What to produce: Skip the pictures. Repeat everything else in the records word for word.

Data for this task:
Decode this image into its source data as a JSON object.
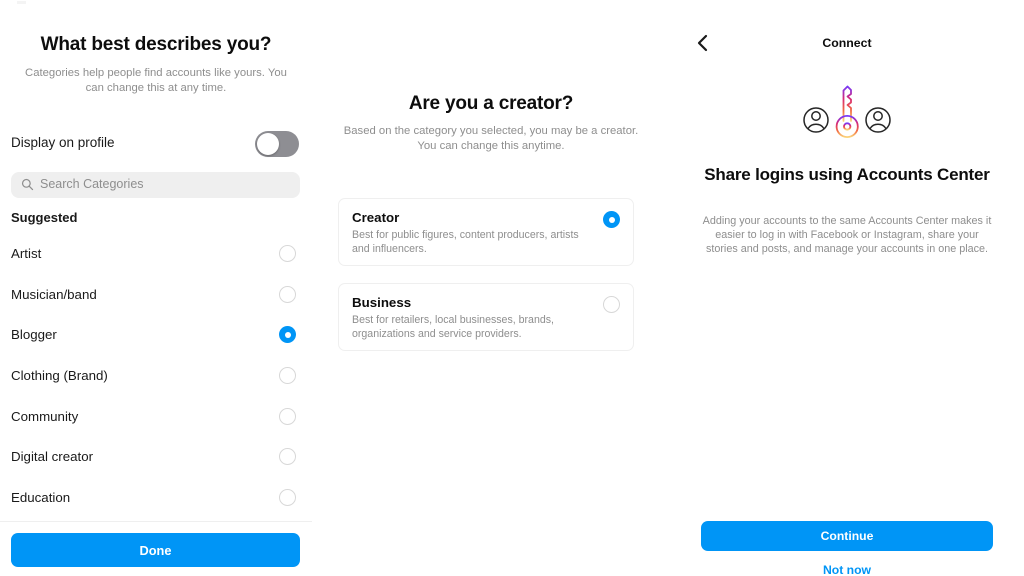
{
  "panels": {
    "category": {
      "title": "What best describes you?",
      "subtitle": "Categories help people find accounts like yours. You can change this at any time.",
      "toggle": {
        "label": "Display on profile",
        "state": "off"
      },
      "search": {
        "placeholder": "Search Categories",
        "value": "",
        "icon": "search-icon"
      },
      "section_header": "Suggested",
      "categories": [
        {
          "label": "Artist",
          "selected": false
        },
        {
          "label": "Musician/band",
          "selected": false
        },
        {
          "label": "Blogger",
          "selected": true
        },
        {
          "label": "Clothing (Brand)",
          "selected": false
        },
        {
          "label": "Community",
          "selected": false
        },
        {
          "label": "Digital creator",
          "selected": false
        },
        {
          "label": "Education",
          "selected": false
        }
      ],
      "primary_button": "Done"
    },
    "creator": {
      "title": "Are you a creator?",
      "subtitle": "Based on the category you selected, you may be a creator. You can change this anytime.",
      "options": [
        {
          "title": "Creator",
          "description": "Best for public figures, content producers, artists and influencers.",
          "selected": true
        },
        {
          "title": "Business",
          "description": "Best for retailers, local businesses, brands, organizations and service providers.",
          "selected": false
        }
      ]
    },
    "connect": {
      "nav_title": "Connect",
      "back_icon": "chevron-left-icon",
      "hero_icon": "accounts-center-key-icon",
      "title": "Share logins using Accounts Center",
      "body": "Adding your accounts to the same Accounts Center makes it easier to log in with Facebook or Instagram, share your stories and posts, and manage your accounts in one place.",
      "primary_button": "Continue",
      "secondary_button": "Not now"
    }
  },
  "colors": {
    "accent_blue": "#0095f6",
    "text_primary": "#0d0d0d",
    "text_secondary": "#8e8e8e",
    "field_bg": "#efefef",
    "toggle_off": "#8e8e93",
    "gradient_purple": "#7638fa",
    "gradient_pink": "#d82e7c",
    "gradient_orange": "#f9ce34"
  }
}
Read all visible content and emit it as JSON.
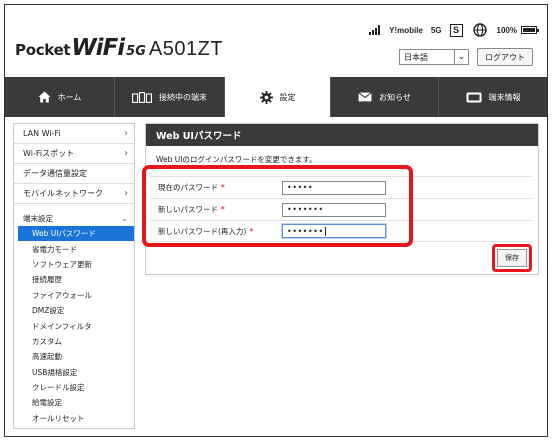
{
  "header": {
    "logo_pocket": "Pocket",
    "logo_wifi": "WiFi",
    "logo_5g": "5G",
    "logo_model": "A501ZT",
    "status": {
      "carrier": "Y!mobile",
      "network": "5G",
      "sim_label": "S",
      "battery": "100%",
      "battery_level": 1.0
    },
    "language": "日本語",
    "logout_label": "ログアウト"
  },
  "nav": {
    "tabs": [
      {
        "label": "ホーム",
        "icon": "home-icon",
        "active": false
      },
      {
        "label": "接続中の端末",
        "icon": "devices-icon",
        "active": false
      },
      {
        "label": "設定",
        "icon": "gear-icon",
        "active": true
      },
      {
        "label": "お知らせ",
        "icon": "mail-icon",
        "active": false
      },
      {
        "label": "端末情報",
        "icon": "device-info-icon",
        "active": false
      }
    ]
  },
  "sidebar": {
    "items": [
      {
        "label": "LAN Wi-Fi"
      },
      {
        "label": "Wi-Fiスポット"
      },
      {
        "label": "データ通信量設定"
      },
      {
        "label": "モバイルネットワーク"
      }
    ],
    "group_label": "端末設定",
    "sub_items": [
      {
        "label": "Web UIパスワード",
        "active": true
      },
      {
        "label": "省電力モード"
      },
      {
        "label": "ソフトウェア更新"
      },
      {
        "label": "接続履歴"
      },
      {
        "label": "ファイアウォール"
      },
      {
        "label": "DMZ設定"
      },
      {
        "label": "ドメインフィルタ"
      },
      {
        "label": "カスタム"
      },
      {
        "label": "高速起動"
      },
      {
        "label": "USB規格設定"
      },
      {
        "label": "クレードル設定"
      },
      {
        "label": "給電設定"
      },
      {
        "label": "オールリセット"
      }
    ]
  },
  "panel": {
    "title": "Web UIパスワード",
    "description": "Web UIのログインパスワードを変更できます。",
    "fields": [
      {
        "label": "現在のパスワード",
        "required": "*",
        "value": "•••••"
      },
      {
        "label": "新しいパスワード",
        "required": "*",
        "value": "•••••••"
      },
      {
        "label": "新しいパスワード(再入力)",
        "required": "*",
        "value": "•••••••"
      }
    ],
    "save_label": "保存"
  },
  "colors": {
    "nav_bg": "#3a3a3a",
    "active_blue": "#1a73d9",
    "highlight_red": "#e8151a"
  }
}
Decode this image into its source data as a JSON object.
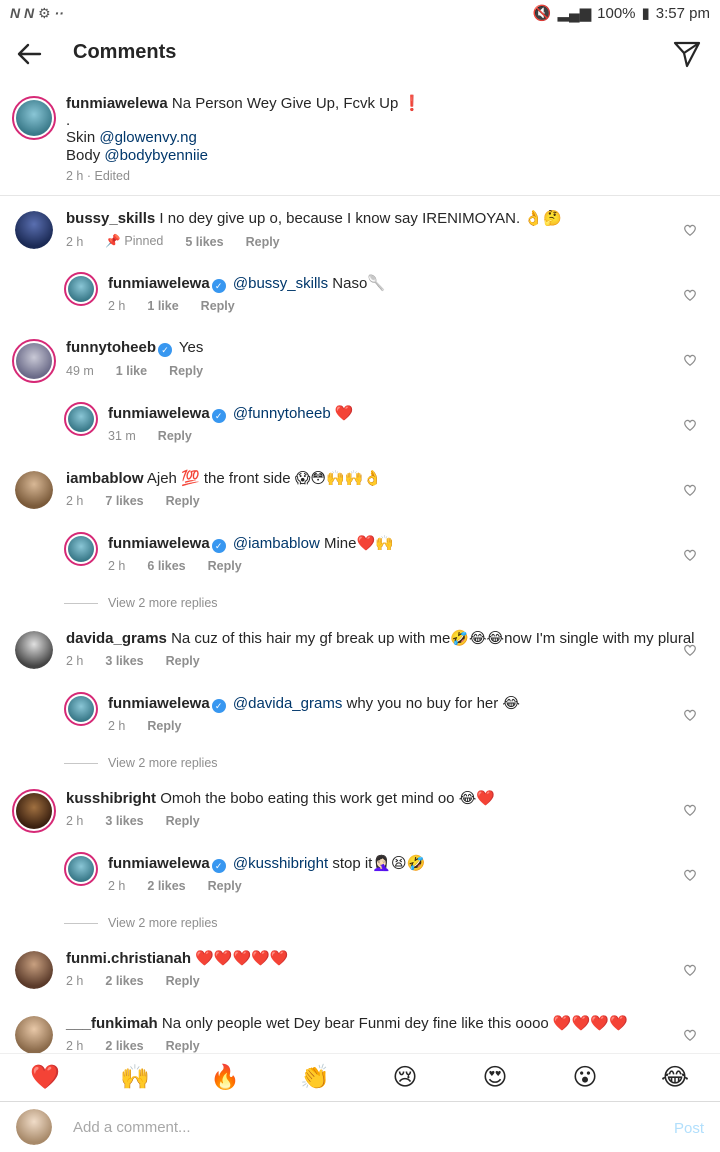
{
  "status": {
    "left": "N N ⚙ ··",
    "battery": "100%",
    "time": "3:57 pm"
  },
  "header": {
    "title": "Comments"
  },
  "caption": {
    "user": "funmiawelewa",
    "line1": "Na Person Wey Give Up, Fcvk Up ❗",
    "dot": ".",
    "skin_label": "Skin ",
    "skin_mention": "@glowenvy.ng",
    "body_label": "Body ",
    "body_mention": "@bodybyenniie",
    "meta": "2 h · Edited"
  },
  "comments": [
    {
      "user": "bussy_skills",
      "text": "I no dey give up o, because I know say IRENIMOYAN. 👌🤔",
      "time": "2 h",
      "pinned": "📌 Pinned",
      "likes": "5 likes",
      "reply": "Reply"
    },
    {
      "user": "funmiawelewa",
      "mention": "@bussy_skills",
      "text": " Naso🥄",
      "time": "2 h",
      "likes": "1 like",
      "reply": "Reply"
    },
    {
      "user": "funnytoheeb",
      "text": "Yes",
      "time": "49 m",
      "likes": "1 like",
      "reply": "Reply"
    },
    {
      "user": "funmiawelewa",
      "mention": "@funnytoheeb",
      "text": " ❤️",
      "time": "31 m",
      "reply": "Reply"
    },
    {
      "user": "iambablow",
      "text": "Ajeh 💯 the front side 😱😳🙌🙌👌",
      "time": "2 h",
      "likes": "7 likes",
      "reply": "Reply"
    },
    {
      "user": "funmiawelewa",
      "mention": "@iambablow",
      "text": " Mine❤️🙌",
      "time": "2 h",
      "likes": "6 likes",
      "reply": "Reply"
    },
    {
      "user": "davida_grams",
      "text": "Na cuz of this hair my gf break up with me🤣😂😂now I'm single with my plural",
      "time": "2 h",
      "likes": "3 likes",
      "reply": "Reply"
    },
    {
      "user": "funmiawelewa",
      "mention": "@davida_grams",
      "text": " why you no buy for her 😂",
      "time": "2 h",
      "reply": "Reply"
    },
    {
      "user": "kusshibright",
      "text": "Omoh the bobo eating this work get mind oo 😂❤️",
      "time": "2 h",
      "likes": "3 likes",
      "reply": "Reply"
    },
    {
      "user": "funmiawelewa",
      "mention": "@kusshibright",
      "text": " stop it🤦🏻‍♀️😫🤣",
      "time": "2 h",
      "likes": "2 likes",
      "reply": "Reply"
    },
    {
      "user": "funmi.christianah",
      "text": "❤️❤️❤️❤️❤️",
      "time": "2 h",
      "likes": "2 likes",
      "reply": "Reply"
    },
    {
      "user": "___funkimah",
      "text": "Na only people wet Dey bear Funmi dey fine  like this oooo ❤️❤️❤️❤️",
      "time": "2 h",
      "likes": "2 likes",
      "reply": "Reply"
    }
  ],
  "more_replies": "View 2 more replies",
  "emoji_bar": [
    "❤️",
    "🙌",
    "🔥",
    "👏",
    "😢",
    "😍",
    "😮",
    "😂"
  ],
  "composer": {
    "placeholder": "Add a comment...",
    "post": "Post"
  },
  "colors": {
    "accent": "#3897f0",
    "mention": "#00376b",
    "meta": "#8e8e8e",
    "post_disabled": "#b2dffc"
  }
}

Task output:
Decode this image into its source data as a JSON object.
{
  "panels": {
    "category": {
      "title": "What best describes you?",
      "subtitle": "Categories help people find accounts like yours. You can change this at any time.",
      "toggle": {
        "label": "Display on profile",
        "state": "off"
      },
      "search": {
        "placeholder": "Search Categories",
        "value": "",
        "icon": "search-icon"
      },
      "section_header": "Suggested",
      "categories": [
        {
          "label": "Artist",
          "selected": false
        },
        {
          "label": "Musician/band",
          "selected": false
        },
        {
          "label": "Blogger",
          "selected": true
        },
        {
          "label": "Clothing (Brand)",
          "selected": false
        },
        {
          "label": "Community",
          "selected": false
        },
        {
          "label": "Digital creator",
          "selected": false
        },
        {
          "label": "Education",
          "selected": false
        }
      ],
      "primary_button": "Done"
    },
    "creator": {
      "title": "Are you a creator?",
      "subtitle": "Based on the category you selected, you may be a creator. You can change this anytime.",
      "options": [
        {
          "title": "Creator",
          "description": "Best for public figures, content producers, artists and influencers.",
          "selected": true
        },
        {
          "title": "Business",
          "description": "Best for retailers, local businesses, brands, organizations and service providers.",
          "selected": false
        }
      ]
    },
    "connect": {
      "nav_title": "Connect",
      "back_icon": "chevron-left-icon",
      "hero_icon": "accounts-center-key-icon",
      "title": "Share logins using Accounts Center",
      "body": "Adding your accounts to the same Accounts Center makes it easier to log in with Facebook or Instagram, share your stories and posts, and manage your accounts in one place.",
      "primary_button": "Continue",
      "secondary_button": "Not now"
    }
  },
  "colors": {
    "accent_blue": "#0095f6",
    "text_primary": "#0d0d0d",
    "text_secondary": "#8e8e8e",
    "field_bg": "#efefef",
    "toggle_off": "#8e8e93",
    "gradient_purple": "#7638fa",
    "gradient_pink": "#d82e7c",
    "gradient_orange": "#f9ce34"
  }
}
Read all visible content and emit it as JSON.
{
  "header": {
    "logo_pocket": "Pocket",
    "logo_wifi": "WiFi",
    "logo_5g": "5G",
    "logo_model": "A501ZT",
    "status": {
      "carrier": "Y!mobile",
      "network": "5G",
      "sim_label": "S",
      "battery": "100%",
      "battery_level": 1.0
    },
    "language": "日本語",
    "logout_label": "ログアウト"
  },
  "nav": {
    "tabs": [
      {
        "label": "ホーム",
        "icon": "home-icon",
        "active": false
      },
      {
        "label": "接続中の端末",
        "icon": "devices-icon",
        "active": false
      },
      {
        "label": "設定",
        "icon": "gear-icon",
        "active": true
      },
      {
        "label": "お知らせ",
        "icon": "mail-icon",
        "active": false
      },
      {
        "label": "端末情報",
        "icon": "device-info-icon",
        "active": false
      }
    ]
  },
  "sidebar": {
    "items": [
      {
        "label": "LAN Wi-Fi"
      },
      {
        "label": "Wi-Fiスポット"
      },
      {
        "label": "データ通信量設定"
      },
      {
        "label": "モバイルネットワーク"
      }
    ],
    "group_label": "端末設定",
    "sub_items": [
      {
        "label": "Web UIパスワード",
        "active": true
      },
      {
        "label": "省電力モード"
      },
      {
        "label": "ソフトウェア更新"
      },
      {
        "label": "接続履歴"
      },
      {
        "label": "ファイアウォール"
      },
      {
        "label": "DMZ設定"
      },
      {
        "label": "ドメインフィルタ"
      },
      {
        "label": "カスタム"
      },
      {
        "label": "高速起動"
      },
      {
        "label": "USB規格設定"
      },
      {
        "label": "クレードル設定"
      },
      {
        "label": "給電設定"
      },
      {
        "label": "オールリセット"
      }
    ]
  },
  "panel": {
    "title": "Web UIパスワード",
    "description": "Web UIのログインパスワードを変更できます。",
    "fields": [
      {
        "label": "現在のパスワード",
        "required": "*",
        "value": "•••••"
      },
      {
        "label": "新しいパスワード",
        "required": "*",
        "value": "•••••••"
      },
      {
        "label": "新しいパスワード(再入力)",
        "required": "*",
        "value": "•••••••"
      }
    ],
    "save_label": "保存"
  },
  "colors": {
    "nav_bg": "#3a3a3a",
    "active_blue": "#1a73d9",
    "highlight_red": "#e8151a"
  }
}
Decode this image into its source data as a JSON object.
{
  "status": {
    "left": "N N ⚙ ··",
    "battery": "100%",
    "time": "3:57 pm"
  },
  "header": {
    "title": "Comments"
  },
  "caption": {
    "user": "funmiawelewa",
    "line1": "Na Person Wey Give Up, Fcvk Up ❗",
    "dot": ".",
    "skin_label": "Skin ",
    "skin_mention": "@glowenvy.ng",
    "body_label": "Body ",
    "body_mention": "@bodybyenniie",
    "meta": "2 h · Edited"
  },
  "comments": [
    {
      "user": "bussy_skills",
      "text": "I no dey give up o, because I know say IRENIMOYAN. 👌🤔",
      "time": "2 h",
      "pinned": "📌 Pinned",
      "likes": "5 likes",
      "reply": "Reply"
    },
    {
      "user": "funmiawelewa",
      "mention": "@bussy_skills",
      "text": " Naso🥄",
      "time": "2 h",
      "likes": "1 like",
      "reply": "Reply"
    },
    {
      "user": "funnytoheeb",
      "text": "Yes",
      "time": "49 m",
      "likes": "1 like",
      "reply": "Reply"
    },
    {
      "user": "funmiawelewa",
      "mention": "@funnytoheeb",
      "text": " ❤️",
      "time": "31 m",
      "reply": "Reply"
    },
    {
      "user": "iambablow",
      "text": "Ajeh 💯 the front side 😱😳🙌🙌👌",
      "time": "2 h",
      "likes": "7 likes",
      "reply": "Reply"
    },
    {
      "user": "funmiawelewa",
      "mention": "@iambablow",
      "text": " Mine❤️🙌",
      "time": "2 h",
      "likes": "6 likes",
      "reply": "Reply"
    },
    {
      "user": "davida_grams",
      "text": "Na cuz of this hair my gf break up with me🤣😂😂now I'm single with my plural",
      "time": "2 h",
      "likes": "3 likes",
      "reply": "Reply"
    },
    {
      "user": "funmiawelewa",
      "mention": "@davida_grams",
      "text": " why you no buy for her 😂",
      "time": "2 h",
      "reply": "Reply"
    },
    {
      "user": "kusshibright",
      "text": "Omoh the bobo eating this work get mind oo 😂❤️",
      "time": "2 h",
      "likes": "3 likes",
      "reply": "Reply"
    },
    {
      "user": "funmiawelewa",
      "mention": "@kusshibright",
      "text": " stop it🤦🏻‍♀️😫🤣",
      "time": "2 h",
      "likes": "2 likes",
      "reply": "Reply"
    },
    {
      "user": "funmi.christianah",
      "text": "❤️❤️❤️❤️❤️",
      "time": "2 h",
      "likes": "2 likes",
      "reply": "Reply"
    },
    {
      "user": "___funkimah",
      "text": "Na only people wet Dey bear Funmi dey fine  like this oooo ❤️❤️❤️❤️",
      "time": "2 h",
      "likes": "2 likes",
      "reply": "Reply"
    }
  ],
  "more_replies": "View 2 more replies",
  "emoji_bar": [
    "❤️",
    "🙌",
    "🔥",
    "👏",
    "😢",
    "😍",
    "😮",
    "😂"
  ],
  "composer": {
    "placeholder": "Add a comment...",
    "post": "Post"
  },
  "colors": {
    "accent": "#3897f0",
    "mention": "#00376b",
    "meta": "#8e8e8e",
    "post_disabled": "#b2dffc"
  }
}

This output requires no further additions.